:: Written task ::
In the text below, what did user-space RDMA access remove from the interprocess communication path?

:: Given text ::
--- --- ---

Enabling a Future for Data-driven
Science
A great deal of effort was required to stabilize HPC storage and make it
trustworthy, but it did happen. Multiple production file system options
exist for data centers to choose from, and checkpoint and restart for
HPC codes has largely been addressed. But storage system designers
cannot rest on their laurels, and storage is not a solved problem. Even
more than for simulation codes, the potential benefits of HPC for AI and
analysis applications hinge on high performance storage. We need not
just innovation, but innovation that goes hand in hand with these
scientific objectives.
Architecturally, the community must revisit the data path between
analysis applications and storage devices. In much the same way that
user-space RDMA access has revolutionized HPC networking (removing
handshaking, buffering, and host processing from the interprocess
communication path) and allowed networks to keep pace with memory
throughput, we must adopt new HPC storage access paradigms that minimize
obstructions in the storage data path and allow storage systems to keep
pace with NVMe capabilities. The need for RPC processing can be
minimized (by thoughtful partitioning of work to control planes), any
remaining RPC processing or asymmetric transfer can be offloaded to
smart devices, and the complete data path can be holistically evaluated
to eliminate duplicate and superfluous protocol translations that
collectively leach latency from the system.

--- --- ---

:: Data ::
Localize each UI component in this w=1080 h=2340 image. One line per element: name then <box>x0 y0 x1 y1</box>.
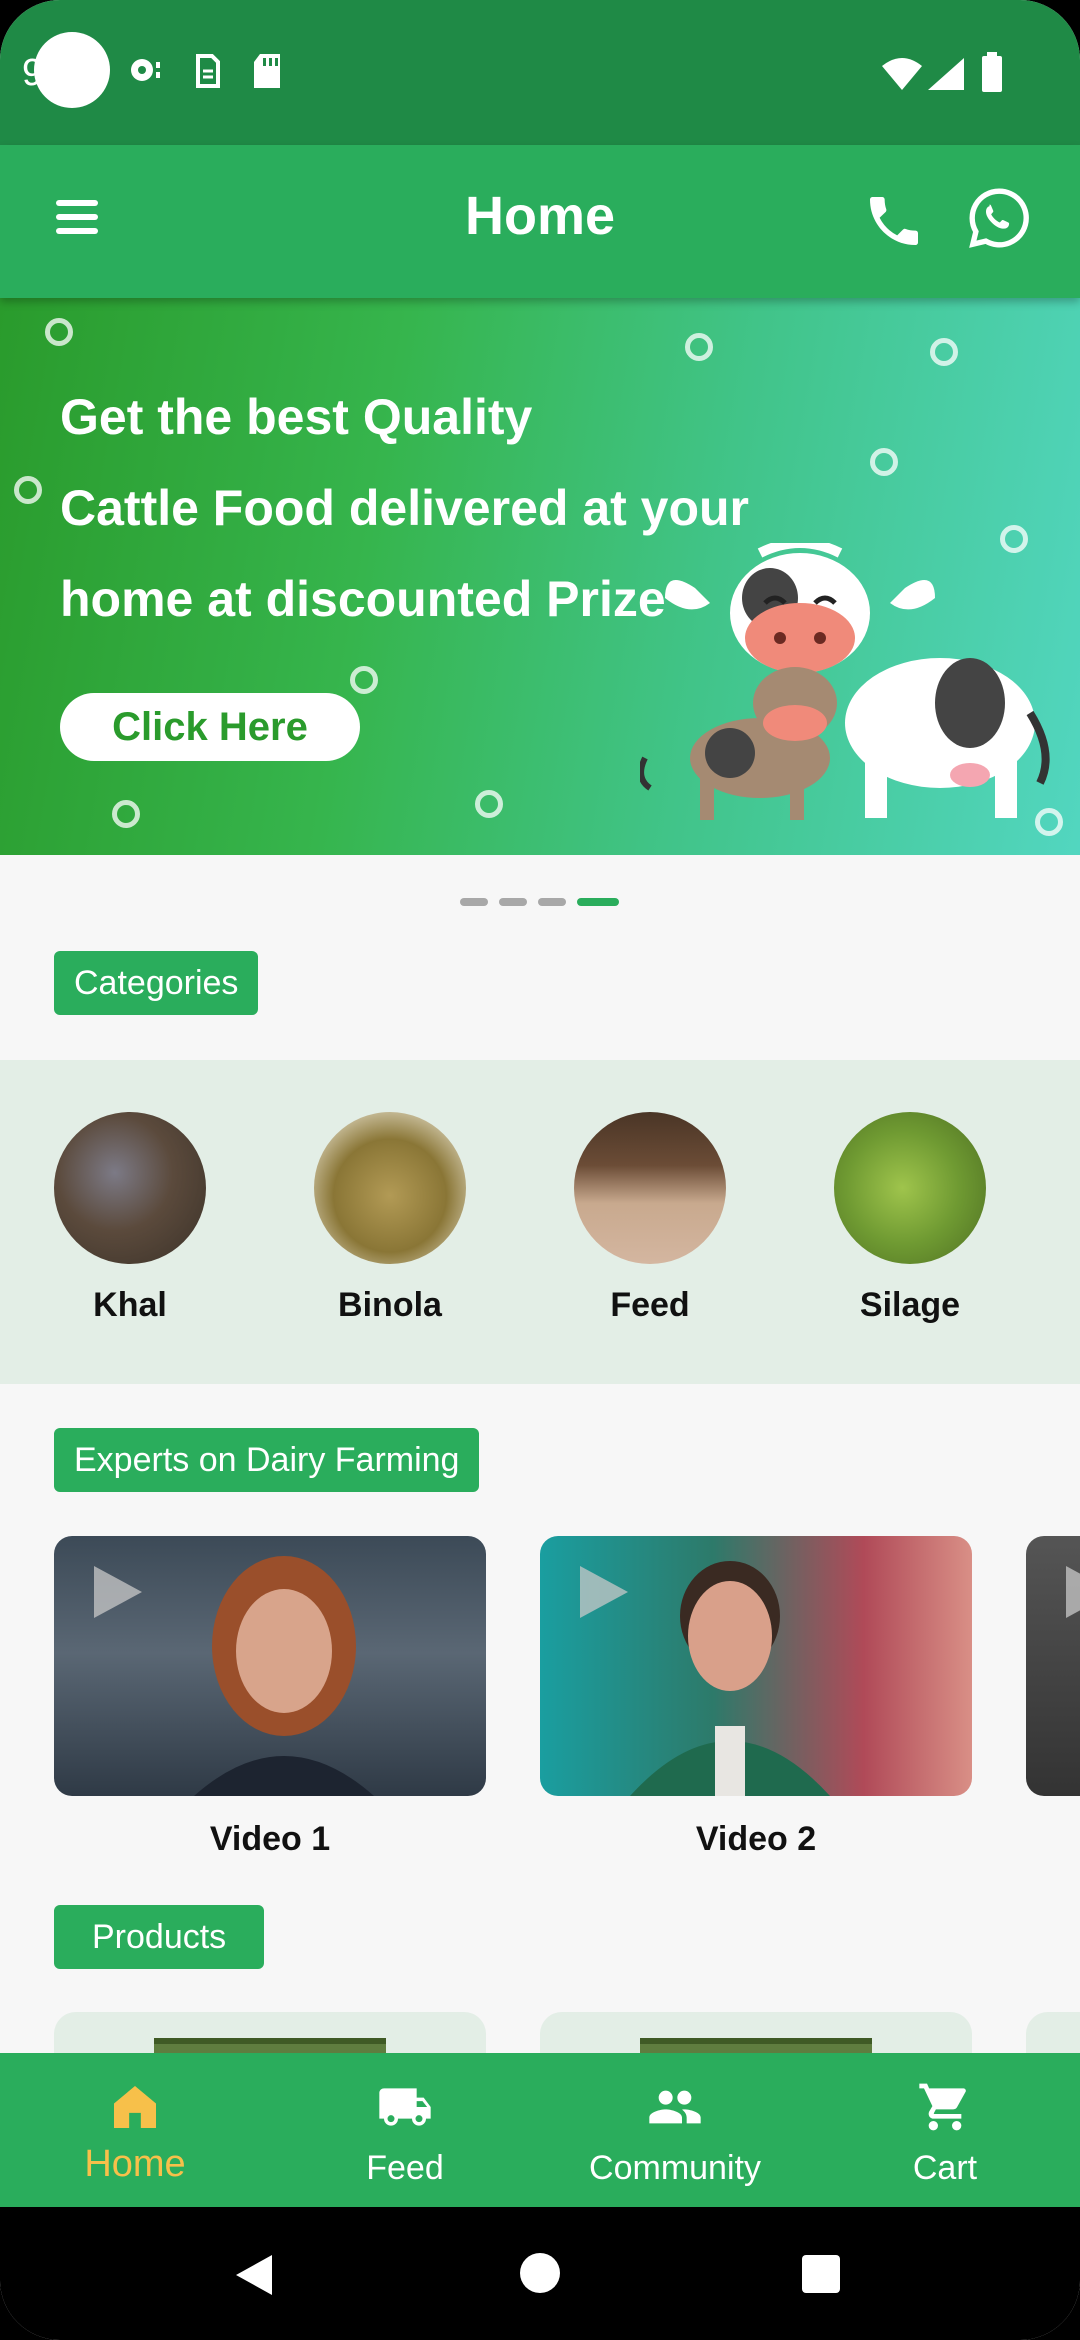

--- --- ---

:: Reply to the exercise ::
Handshaking, buffering, and host processing.